= Stated exercise =
Each line of the data that includes the string "title" is to be copied out.
+++ Exercise input
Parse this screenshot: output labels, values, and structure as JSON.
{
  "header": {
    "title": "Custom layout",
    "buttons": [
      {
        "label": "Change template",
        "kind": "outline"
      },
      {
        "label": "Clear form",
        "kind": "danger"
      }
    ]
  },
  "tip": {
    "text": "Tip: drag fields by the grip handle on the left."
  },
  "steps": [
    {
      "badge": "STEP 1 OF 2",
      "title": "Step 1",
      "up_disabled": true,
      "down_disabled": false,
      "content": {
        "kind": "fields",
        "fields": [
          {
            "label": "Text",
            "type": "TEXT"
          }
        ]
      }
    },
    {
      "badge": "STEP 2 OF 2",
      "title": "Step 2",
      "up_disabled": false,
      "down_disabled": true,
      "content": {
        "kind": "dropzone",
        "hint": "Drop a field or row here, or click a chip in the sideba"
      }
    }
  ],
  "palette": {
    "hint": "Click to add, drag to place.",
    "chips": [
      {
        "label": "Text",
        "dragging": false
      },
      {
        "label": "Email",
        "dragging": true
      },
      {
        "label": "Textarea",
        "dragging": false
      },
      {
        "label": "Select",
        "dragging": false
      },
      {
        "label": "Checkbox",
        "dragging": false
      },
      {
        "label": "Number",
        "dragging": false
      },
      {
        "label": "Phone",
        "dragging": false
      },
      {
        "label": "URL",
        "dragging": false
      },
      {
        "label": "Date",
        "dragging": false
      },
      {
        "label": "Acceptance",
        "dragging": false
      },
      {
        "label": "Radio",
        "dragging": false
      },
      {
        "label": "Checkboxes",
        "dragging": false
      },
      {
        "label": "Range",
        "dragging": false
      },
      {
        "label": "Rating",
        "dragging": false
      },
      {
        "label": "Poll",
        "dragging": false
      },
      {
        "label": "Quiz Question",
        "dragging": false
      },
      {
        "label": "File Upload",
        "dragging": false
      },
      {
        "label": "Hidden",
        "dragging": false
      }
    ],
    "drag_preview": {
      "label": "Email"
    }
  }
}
++++++
= Task answer =
    "title": "Custom layout",
      "title": "Step 1",
      "title": "Step 2",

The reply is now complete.